_Your objective_
Write out, character for character, the line containing "Parse this screenshot: output" and all lines after it up to the end of the listing.

-- START OF Records provided --

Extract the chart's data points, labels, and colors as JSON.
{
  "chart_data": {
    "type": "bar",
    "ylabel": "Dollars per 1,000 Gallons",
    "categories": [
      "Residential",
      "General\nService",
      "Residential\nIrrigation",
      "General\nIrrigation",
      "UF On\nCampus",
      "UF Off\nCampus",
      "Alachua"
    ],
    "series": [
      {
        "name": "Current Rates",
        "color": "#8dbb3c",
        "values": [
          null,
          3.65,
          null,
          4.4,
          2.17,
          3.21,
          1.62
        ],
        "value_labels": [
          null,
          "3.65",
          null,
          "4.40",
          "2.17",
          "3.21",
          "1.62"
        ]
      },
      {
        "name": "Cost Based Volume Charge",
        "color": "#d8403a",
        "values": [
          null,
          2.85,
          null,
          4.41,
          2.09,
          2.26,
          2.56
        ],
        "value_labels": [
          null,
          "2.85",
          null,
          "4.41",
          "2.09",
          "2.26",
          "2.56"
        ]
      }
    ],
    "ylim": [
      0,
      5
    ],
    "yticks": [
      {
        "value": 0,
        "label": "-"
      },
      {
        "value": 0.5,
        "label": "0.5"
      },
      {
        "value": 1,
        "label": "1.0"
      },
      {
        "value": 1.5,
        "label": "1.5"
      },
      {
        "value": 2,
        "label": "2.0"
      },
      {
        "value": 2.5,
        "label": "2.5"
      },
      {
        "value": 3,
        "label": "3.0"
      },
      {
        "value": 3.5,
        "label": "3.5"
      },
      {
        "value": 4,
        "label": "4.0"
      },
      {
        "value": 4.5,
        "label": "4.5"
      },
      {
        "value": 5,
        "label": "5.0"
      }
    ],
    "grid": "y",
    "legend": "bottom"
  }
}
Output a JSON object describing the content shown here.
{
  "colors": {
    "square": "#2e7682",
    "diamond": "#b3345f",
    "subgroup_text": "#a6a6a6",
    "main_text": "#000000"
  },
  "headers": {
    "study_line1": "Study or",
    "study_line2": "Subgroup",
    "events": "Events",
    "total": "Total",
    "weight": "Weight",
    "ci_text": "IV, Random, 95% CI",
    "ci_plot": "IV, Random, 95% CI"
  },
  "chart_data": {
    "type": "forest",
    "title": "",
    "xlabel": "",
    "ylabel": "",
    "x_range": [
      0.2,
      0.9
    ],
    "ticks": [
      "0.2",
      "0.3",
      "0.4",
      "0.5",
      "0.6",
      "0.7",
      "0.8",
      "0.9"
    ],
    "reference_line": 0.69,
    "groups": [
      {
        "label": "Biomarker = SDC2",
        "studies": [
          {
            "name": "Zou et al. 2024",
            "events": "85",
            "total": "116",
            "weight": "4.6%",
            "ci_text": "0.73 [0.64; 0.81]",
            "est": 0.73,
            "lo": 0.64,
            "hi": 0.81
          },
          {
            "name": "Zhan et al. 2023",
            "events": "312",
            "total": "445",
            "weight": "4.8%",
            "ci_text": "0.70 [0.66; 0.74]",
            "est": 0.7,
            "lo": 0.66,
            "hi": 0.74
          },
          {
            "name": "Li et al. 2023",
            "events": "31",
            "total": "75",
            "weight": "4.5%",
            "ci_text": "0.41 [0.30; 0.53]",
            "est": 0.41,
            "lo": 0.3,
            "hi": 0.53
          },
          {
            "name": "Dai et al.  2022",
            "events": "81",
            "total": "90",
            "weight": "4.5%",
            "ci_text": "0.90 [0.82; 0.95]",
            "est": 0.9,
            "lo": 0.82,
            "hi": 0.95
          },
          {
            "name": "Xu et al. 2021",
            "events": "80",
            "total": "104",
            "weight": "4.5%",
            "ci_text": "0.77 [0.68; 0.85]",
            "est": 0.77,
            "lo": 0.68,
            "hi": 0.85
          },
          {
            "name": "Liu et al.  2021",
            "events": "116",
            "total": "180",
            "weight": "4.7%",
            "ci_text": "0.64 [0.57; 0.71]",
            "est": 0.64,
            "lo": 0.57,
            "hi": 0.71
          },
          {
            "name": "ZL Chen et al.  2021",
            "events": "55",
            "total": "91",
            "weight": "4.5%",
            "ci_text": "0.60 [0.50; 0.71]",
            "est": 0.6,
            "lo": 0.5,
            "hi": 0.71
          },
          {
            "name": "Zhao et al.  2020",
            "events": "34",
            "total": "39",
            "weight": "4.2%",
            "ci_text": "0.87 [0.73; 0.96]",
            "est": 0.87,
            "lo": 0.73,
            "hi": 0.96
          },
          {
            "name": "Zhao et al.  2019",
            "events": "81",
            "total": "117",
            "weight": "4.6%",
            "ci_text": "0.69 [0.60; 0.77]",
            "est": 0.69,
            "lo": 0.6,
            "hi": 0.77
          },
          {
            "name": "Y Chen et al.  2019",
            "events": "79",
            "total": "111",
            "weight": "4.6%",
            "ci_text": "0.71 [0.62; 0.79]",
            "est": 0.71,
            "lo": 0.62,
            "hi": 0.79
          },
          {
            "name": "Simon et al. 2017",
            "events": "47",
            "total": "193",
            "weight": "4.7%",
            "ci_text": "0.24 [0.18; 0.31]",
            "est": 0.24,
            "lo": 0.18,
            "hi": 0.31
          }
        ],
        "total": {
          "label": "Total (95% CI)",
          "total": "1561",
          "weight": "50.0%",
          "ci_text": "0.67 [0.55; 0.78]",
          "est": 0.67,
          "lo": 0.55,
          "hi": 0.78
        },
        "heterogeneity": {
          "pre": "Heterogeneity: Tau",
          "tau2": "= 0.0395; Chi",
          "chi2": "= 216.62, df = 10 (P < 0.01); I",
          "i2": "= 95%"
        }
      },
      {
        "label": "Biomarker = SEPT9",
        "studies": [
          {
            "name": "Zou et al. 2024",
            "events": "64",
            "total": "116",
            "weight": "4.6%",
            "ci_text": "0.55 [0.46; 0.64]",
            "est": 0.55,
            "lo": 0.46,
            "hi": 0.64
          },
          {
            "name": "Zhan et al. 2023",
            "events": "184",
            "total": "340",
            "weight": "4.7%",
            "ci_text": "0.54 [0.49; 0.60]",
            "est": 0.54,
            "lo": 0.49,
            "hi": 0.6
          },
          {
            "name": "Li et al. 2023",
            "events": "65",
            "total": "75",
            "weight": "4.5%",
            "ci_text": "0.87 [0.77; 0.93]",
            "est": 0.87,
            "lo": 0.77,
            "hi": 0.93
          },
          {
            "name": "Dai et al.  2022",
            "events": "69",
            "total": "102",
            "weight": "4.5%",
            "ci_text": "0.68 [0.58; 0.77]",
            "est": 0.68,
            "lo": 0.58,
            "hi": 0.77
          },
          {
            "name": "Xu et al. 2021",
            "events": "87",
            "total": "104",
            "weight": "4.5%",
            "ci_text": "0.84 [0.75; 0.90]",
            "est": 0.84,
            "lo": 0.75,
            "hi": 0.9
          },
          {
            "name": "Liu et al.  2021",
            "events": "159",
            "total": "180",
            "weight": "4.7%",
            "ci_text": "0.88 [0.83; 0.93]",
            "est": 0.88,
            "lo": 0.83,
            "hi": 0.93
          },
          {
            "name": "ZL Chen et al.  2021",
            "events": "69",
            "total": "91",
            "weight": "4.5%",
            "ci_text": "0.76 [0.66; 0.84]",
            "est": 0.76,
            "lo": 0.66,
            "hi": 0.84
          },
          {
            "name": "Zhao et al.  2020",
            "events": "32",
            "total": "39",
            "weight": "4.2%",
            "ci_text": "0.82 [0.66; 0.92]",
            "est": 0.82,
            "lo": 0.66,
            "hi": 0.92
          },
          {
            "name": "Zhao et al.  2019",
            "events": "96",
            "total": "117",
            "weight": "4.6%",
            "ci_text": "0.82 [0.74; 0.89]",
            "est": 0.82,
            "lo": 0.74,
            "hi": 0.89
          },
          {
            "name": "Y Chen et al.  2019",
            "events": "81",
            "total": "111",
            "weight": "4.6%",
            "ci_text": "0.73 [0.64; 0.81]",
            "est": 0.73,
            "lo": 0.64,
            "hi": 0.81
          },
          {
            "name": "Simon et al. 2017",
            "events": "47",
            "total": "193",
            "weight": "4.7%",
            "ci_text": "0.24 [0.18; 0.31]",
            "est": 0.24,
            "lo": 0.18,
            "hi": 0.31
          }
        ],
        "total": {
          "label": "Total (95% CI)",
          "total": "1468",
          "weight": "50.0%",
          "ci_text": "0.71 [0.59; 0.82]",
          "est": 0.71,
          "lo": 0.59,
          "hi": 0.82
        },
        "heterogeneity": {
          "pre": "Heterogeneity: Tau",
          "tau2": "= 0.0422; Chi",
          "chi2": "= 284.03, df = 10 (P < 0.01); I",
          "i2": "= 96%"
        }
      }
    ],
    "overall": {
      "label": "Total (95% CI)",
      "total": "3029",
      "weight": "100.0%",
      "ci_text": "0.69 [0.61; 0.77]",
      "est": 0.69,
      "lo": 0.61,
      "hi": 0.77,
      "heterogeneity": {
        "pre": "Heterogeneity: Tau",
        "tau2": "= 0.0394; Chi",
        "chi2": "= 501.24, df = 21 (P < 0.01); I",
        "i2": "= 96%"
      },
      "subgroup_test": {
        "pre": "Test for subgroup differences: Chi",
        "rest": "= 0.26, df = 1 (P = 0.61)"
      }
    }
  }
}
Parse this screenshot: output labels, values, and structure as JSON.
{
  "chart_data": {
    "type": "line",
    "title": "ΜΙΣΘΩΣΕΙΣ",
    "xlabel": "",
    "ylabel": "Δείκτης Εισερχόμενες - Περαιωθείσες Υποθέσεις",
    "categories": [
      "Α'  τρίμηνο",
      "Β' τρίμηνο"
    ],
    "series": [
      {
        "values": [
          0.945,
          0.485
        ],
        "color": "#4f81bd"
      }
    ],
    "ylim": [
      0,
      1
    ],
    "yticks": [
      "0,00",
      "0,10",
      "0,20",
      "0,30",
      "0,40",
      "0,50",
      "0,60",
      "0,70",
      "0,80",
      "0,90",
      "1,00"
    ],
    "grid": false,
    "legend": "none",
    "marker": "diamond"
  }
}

-- END OF Records provided --

_Answer for this exercise_
Parse this screenshot: output labels, values, and structure as JSON.
{
  "chart_data": {
    "type": "line",
    "title": "ΜΙΣΘΩΣΕΙΣ",
    "xlabel": "",
    "ylabel": "Δείκτης Εισερχόμενες - Περαιωθείσες Υποθέσεις",
    "categories": [
      "Α'  τρίμηνο",
      "Β' τρίμηνο"
    ],
    "series": [
      {
        "values": [
          0.945,
          0.485
        ],
        "color": "#4f81bd"
      }
    ],
    "ylim": [
      0,
      1
    ],
    "yticks": [
      "0,00",
      "0,10",
      "0,20",
      "0,30",
      "0,40",
      "0,50",
      "0,60",
      "0,70",
      "0,80",
      "0,90",
      "1,00"
    ],
    "grid": false,
    "legend": "none",
    "marker": "diamond"
  }
}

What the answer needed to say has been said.